Task instructions:
Search the data for the word "JSON" and copy every line that contains it.

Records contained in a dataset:
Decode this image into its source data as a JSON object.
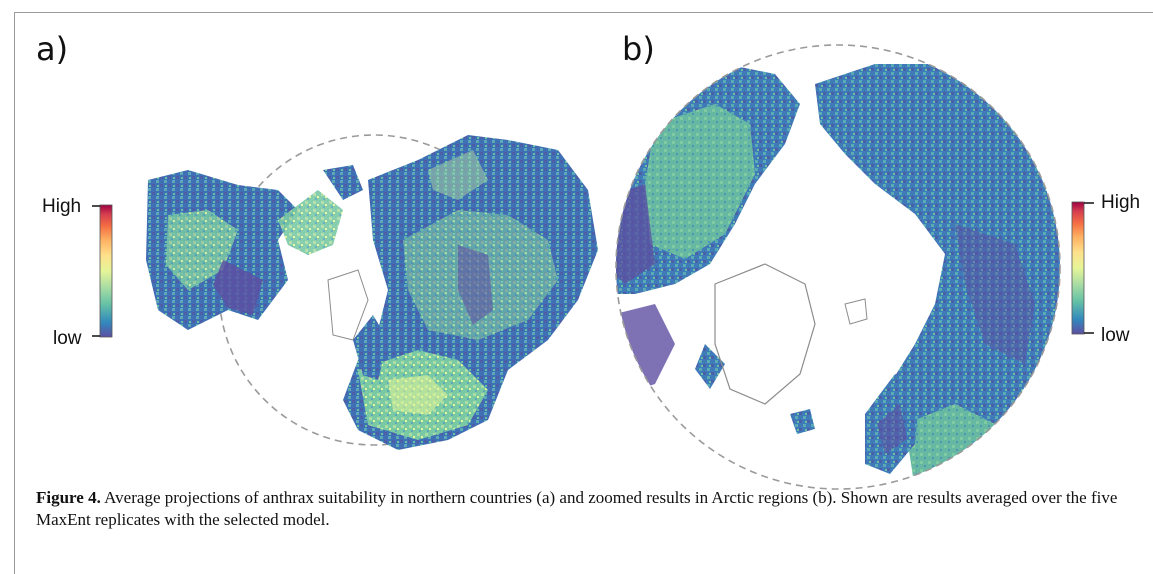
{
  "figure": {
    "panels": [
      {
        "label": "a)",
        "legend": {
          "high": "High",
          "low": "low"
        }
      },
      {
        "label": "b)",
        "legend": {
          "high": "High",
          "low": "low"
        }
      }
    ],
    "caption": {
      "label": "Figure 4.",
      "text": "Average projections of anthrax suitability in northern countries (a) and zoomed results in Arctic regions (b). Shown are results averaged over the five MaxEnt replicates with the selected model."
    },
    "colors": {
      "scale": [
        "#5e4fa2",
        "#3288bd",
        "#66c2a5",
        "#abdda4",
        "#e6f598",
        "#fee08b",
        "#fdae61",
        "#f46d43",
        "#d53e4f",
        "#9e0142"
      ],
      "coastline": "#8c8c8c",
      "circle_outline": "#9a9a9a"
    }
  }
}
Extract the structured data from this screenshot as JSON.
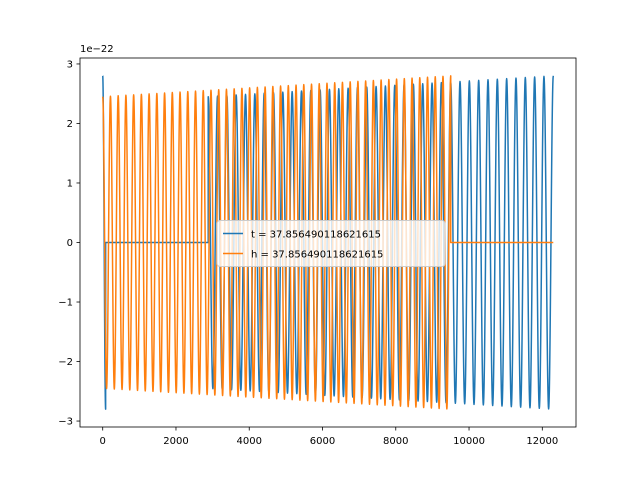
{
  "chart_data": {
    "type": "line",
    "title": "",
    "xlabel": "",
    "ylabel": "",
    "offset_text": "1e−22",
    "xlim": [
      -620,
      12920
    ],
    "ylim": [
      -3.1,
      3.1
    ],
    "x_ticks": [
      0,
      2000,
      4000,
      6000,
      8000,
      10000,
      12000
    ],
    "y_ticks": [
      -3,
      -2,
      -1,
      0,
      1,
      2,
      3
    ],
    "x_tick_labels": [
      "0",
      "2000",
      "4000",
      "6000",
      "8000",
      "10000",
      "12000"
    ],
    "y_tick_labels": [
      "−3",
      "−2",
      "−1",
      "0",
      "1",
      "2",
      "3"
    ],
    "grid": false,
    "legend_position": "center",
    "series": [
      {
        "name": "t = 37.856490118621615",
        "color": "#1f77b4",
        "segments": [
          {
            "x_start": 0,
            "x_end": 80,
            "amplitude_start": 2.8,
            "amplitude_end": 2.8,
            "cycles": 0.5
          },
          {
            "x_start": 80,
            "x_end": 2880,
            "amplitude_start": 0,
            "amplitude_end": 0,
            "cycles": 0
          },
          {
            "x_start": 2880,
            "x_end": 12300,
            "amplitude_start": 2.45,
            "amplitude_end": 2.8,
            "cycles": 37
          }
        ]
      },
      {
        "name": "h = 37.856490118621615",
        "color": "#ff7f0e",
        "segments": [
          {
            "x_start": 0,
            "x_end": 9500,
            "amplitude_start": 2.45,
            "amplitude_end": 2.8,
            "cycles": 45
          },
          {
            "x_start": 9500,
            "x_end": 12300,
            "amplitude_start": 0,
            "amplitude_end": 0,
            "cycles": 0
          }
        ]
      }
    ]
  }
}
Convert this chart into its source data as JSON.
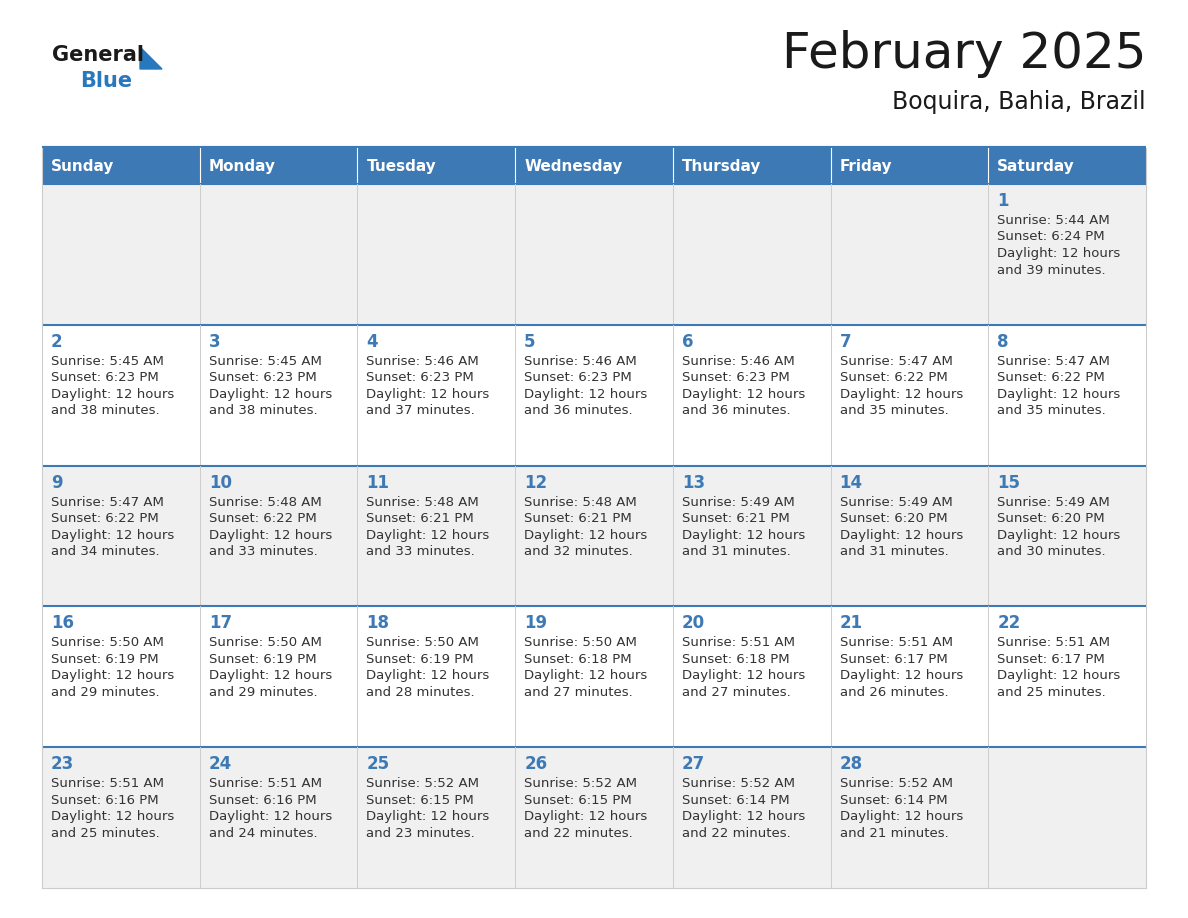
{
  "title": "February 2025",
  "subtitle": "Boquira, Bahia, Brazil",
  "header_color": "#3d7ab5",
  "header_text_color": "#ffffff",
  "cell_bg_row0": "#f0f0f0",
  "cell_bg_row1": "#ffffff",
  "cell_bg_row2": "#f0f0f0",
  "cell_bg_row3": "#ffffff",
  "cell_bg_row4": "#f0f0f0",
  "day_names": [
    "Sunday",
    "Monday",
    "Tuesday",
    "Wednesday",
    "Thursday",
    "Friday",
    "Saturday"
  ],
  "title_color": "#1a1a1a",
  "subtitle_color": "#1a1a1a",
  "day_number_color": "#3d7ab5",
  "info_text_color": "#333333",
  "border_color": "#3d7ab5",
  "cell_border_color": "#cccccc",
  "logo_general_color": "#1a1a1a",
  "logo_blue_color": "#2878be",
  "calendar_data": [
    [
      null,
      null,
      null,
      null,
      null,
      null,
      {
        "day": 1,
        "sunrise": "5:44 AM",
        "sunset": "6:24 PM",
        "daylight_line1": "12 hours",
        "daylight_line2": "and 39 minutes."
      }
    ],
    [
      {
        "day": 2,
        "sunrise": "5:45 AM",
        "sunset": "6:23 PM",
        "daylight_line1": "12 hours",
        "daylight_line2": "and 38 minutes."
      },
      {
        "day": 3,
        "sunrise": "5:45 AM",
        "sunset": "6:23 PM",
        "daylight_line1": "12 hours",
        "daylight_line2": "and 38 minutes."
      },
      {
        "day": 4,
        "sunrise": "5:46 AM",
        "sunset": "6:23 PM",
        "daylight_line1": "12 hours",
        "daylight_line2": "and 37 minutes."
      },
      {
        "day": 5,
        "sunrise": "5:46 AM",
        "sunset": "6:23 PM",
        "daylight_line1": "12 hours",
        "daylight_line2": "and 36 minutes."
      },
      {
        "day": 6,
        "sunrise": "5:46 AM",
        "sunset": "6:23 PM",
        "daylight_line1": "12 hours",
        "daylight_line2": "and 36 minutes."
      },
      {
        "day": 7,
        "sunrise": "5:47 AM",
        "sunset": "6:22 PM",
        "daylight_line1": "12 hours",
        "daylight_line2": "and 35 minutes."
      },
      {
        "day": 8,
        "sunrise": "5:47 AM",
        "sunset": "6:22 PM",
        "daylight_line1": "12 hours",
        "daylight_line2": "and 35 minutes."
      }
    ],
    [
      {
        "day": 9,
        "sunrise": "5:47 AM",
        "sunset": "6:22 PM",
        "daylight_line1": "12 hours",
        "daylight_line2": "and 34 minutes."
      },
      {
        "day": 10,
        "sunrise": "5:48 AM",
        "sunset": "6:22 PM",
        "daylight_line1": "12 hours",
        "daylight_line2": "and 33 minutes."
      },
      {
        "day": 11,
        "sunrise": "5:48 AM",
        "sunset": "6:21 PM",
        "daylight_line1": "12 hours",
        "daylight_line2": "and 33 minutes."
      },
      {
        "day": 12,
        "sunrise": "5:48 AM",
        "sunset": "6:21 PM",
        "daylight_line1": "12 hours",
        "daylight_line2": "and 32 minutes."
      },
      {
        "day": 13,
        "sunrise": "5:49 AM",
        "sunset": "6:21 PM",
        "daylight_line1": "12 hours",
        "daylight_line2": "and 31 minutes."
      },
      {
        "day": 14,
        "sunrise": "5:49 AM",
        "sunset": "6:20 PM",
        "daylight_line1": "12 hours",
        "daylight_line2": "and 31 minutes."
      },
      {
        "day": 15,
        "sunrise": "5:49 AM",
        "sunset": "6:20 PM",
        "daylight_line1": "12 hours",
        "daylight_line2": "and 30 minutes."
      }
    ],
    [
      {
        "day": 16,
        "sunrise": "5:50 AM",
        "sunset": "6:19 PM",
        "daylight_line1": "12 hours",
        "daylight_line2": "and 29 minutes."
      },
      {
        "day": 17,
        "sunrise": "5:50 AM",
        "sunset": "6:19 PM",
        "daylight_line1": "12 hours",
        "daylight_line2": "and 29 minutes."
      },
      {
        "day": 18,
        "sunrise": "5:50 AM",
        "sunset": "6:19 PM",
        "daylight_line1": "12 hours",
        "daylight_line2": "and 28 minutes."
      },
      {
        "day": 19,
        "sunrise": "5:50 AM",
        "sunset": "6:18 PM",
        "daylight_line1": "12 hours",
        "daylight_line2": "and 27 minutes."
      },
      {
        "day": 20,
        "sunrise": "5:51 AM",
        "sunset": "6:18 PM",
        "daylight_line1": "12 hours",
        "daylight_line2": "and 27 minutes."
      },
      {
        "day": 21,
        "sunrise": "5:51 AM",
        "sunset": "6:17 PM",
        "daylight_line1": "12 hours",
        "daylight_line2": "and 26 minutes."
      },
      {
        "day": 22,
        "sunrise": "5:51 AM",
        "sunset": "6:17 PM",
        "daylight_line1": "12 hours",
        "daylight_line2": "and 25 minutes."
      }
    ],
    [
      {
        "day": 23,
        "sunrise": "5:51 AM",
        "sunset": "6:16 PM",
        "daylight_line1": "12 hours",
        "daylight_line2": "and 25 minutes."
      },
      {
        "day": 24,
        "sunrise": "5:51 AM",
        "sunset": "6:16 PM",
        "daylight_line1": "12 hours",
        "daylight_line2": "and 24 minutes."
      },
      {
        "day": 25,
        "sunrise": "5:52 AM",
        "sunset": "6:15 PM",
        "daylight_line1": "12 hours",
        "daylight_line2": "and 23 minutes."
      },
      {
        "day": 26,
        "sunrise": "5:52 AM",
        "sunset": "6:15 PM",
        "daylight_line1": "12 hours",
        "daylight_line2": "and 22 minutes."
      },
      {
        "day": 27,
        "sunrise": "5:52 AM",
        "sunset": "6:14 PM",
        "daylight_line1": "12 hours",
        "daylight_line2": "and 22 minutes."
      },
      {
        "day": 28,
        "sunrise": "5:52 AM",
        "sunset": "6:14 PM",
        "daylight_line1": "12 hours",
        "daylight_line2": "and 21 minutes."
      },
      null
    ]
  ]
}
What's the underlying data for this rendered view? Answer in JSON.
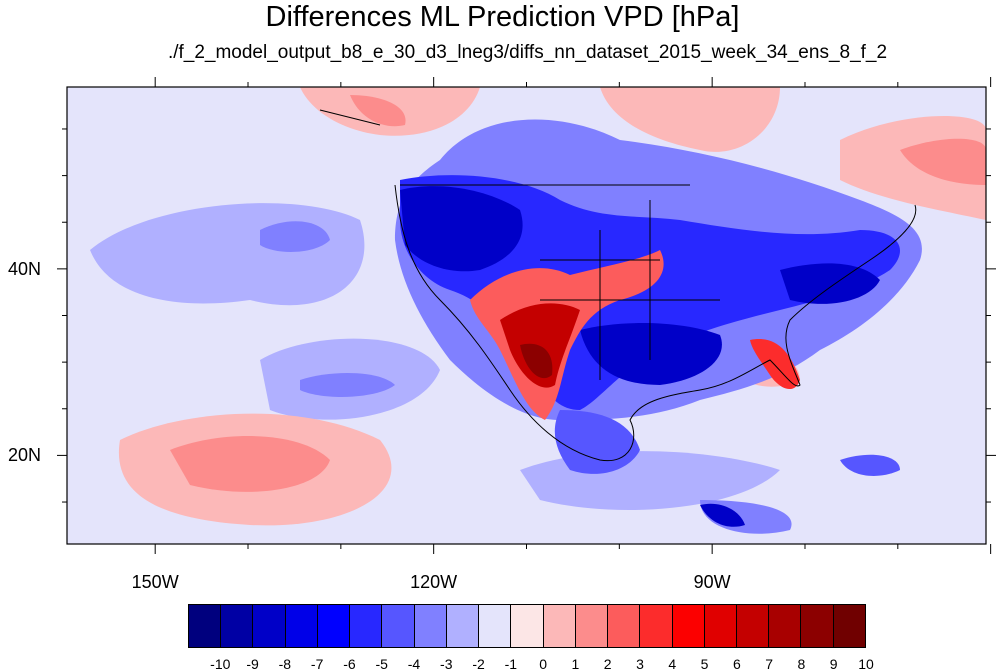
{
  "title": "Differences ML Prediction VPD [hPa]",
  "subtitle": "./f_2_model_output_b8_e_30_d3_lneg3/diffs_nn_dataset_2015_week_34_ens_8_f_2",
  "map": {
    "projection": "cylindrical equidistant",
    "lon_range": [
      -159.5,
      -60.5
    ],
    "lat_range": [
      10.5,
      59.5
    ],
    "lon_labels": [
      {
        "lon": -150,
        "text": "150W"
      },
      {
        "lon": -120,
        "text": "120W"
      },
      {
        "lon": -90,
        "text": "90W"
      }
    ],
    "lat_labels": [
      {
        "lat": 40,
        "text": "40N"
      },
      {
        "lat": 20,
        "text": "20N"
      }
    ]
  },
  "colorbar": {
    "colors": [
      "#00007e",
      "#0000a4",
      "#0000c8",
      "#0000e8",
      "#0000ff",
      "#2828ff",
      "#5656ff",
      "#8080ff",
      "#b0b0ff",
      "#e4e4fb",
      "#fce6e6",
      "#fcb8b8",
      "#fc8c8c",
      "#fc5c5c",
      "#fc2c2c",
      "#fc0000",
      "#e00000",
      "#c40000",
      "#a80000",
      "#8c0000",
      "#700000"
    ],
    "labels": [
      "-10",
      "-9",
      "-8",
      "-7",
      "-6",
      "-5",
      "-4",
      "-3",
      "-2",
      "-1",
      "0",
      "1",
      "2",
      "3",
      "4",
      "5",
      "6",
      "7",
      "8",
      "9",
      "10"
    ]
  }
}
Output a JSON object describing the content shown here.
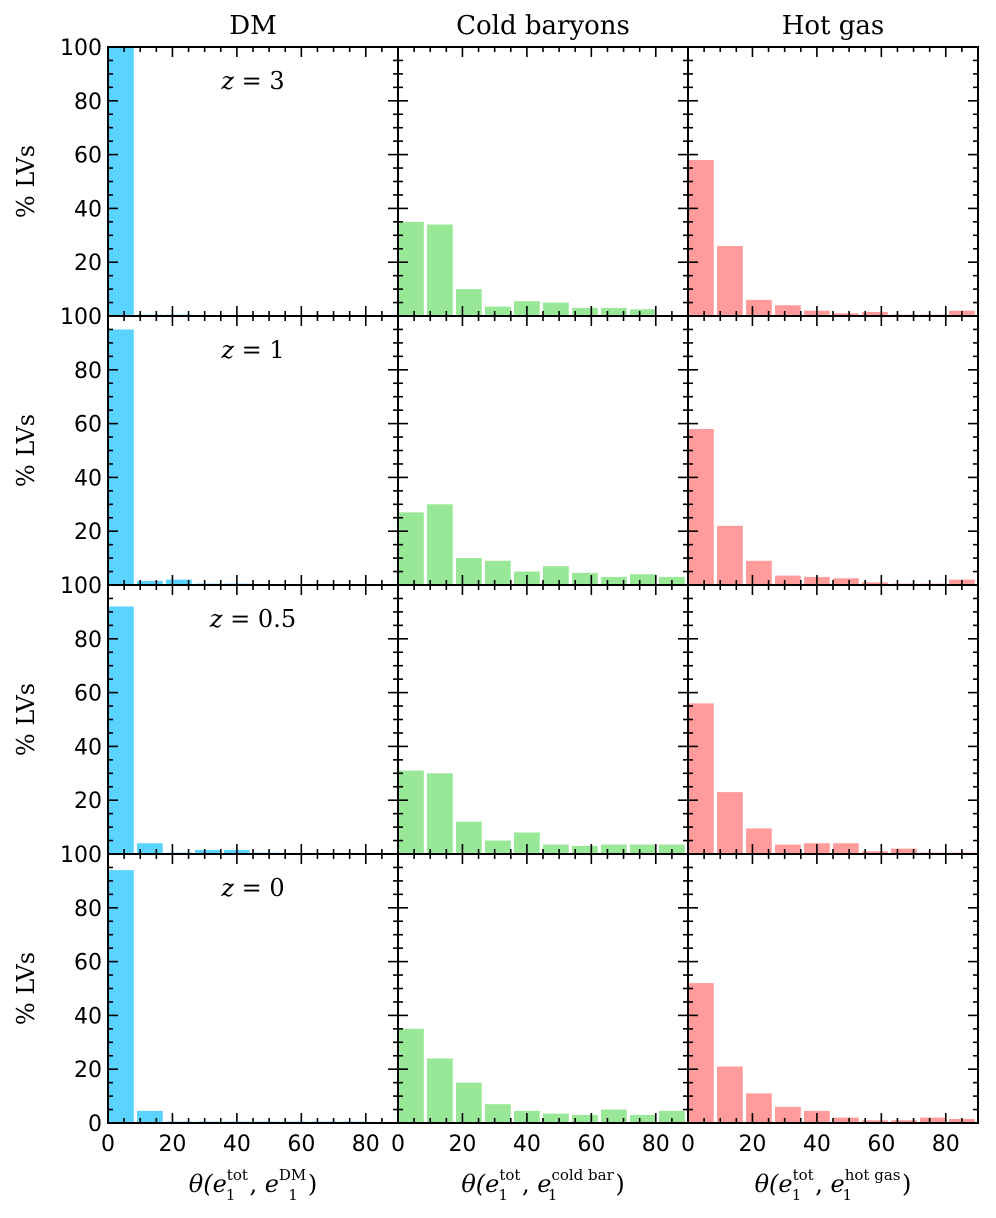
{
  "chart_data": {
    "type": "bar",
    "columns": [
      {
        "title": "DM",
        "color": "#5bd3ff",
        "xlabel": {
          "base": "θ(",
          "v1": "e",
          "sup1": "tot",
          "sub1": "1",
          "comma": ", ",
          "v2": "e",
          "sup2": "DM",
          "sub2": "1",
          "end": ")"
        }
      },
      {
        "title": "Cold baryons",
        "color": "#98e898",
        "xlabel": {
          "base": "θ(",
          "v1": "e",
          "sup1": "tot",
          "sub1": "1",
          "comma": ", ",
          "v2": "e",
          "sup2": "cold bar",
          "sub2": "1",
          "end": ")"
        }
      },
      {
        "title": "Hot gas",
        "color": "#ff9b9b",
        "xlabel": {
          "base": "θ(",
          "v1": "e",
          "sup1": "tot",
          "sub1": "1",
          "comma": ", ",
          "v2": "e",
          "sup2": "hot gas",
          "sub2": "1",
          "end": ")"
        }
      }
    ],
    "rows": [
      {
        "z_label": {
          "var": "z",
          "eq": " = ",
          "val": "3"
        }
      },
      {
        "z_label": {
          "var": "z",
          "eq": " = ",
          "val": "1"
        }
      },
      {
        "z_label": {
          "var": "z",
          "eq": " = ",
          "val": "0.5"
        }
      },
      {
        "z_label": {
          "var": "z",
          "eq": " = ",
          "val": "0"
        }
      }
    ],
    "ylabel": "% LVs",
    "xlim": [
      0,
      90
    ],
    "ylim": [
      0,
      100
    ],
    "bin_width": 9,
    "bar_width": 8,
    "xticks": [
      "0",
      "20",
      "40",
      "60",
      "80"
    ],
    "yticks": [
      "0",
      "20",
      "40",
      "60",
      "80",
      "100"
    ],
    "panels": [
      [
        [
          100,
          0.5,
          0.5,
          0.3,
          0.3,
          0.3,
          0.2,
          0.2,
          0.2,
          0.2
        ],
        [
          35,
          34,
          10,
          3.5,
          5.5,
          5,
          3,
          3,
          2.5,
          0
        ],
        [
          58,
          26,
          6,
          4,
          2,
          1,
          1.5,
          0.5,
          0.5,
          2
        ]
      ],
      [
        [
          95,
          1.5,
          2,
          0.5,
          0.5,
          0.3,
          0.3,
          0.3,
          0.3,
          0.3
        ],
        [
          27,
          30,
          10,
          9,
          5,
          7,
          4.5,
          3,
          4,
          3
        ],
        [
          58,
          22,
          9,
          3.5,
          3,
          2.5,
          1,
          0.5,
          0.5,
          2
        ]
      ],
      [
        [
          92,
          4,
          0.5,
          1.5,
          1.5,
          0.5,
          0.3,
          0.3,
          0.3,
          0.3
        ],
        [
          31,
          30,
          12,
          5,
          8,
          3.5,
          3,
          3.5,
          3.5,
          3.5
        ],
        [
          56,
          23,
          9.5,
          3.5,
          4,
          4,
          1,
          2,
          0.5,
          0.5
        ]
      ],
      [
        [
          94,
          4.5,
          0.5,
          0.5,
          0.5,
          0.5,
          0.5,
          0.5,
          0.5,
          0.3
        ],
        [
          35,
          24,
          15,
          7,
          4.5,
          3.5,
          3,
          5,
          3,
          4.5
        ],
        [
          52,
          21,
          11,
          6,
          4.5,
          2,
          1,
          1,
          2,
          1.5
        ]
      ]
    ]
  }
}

Solution to the problem:
Decode this image into its source data as a JSON object.
Extract the structured data from this screenshot as JSON.
Convert this chart into its source data as JSON.
What's the underlying data for this rendered view? Answer in JSON.
Output a JSON object describing the content shown here.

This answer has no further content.